• _Stated exercise_:
Below are the records. List every line holding the word "субтитров".

****

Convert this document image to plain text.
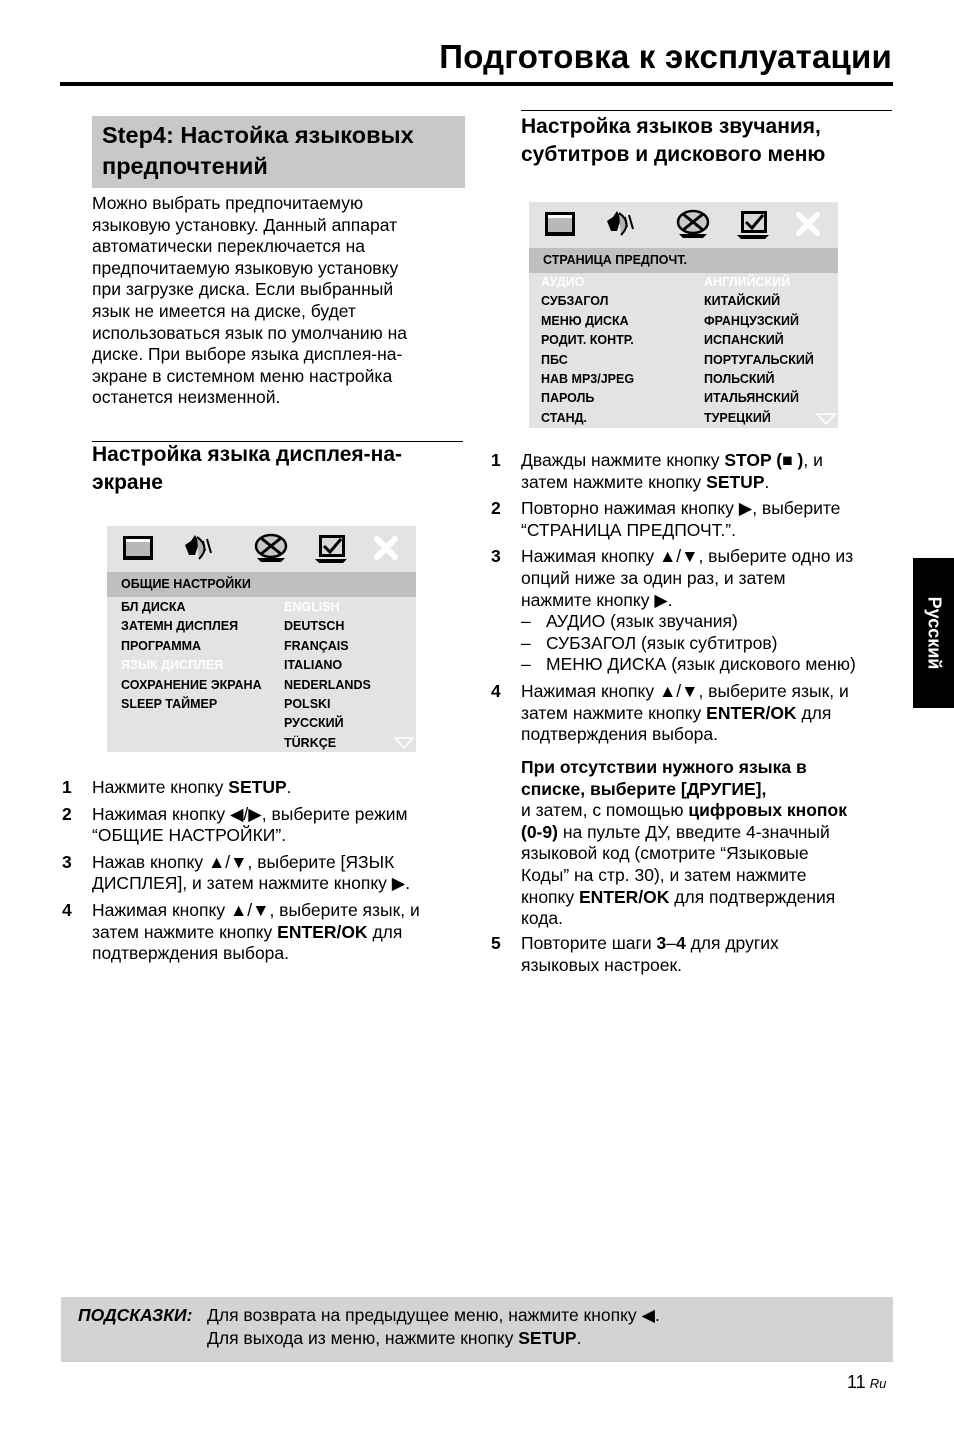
Подготовка к эксплуатации
Step4: Настойка языковых
предпочтений
Можно выбрать предпочитаемую
языковую установку. Данный аппарат
автоматически переключается на
предпочитаемую языковую установку
при загрузке диска. Если выбранный
язык не имеется на диске, будет
использоваться язык по умолчанию на
диске. При выборе языка дисплея-на-
экране в системном меню настройка
останется неизменной.
Настройка языка дисплея-на-
экране
ОБЩИЕ НАСТРОЙКИ
БЛ ДИСКА
ЗАТЕМН ДИСПЛЕЯ
ПРОГРАММА
ЯЗЫК ДИСПЛЕЯ
СОХРАНЕНИЕ ЭКРАНА
SLEEP ТАЙМЕР
ENGLISH
DEUTSCH
FRANÇAIS
ITALIANO
NEDERLANDS
POLSKI
РУССКИЙ
TÜRKÇE
1 Нажмите кнопку SETUP.
2 Нажимая кнопку ◀/▶, выберите режим
“ОБЩИЕ НАСТРОЙКИ”.
3 Нажав кнопку ▲/▼, выберите [ЯЗЫК
ДИСПЛЕЯ], и затем нажмите кнопку ▶.
4 Нажимая кнопку ▲/▼, выберите язык, и
затем нажмите кнопку ENTER/OK для
подтверждения выбора.
Настройка языков звучания,
субтитров и дискового меню
СТРАНИЦА ПРЕДПОЧТ.
АУДИО
СУБЗАГОЛ
МЕНЮ ДИСКА
РОДИТ. КОНТР.
ПБС
НАВ MP3/JPEG
ПАРОЛЬ
СТАНД.
АНГЛИЙСКИЙ
КИТАЙСКИЙ
ФРАНЦУЗСКИЙ
ИСПАНСКИЙ
ПОРТУГАЛЬСКИЙ
ПОЛЬСКИЙ
ИТАЛЬЯНСКИЙ
ТУРЕЦКИЙ
1 Дважды нажмите кнопку STOP (■ ), и
затем нажмите кнопку SETUP.
2 Повторно нажимая кнопку ▶, выберите
“СТРАНИЦА ПРЕДПОЧТ.”.
3 Нажимая кнопку ▲/▼, выберите одно из
опций ниже за один раз, и затем
нажмите кнопку ▶.
– АУДИО (язык звучания)
– СУБЗАГОЛ (язык субтитров)
– МЕНЮ ДИСКА (язык дискового меню)
4 Нажимая кнопку ▲/▼, выберите язык, и
затем нажмите кнопку ENTER/OK для
подтверждения выбора.
При отсутствии нужного языка в
списке, выберите [ДРУГИЕ],
и затем, с помощью цифровых кнопок
(0-9) на пульте ДУ, введите 4-значный
языковой код (смотрите “Языковые
Коды” на стр. 30), и затем нажмите
кнопку ENTER/OK для подтверждения
кода.
5 Повторите шаги 3–4 для других
языковых настроек.
Русский
ПОДСКАЗКИ: Для возврата на предыдущее меню, нажмите кнопку ◀.
Для выхода из меню, нажмите кнопку SETUP.
11 Ru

****

• _Correct answer_:
субтитров и дискового меню
– СУБЗАГОЛ (язык субтитров)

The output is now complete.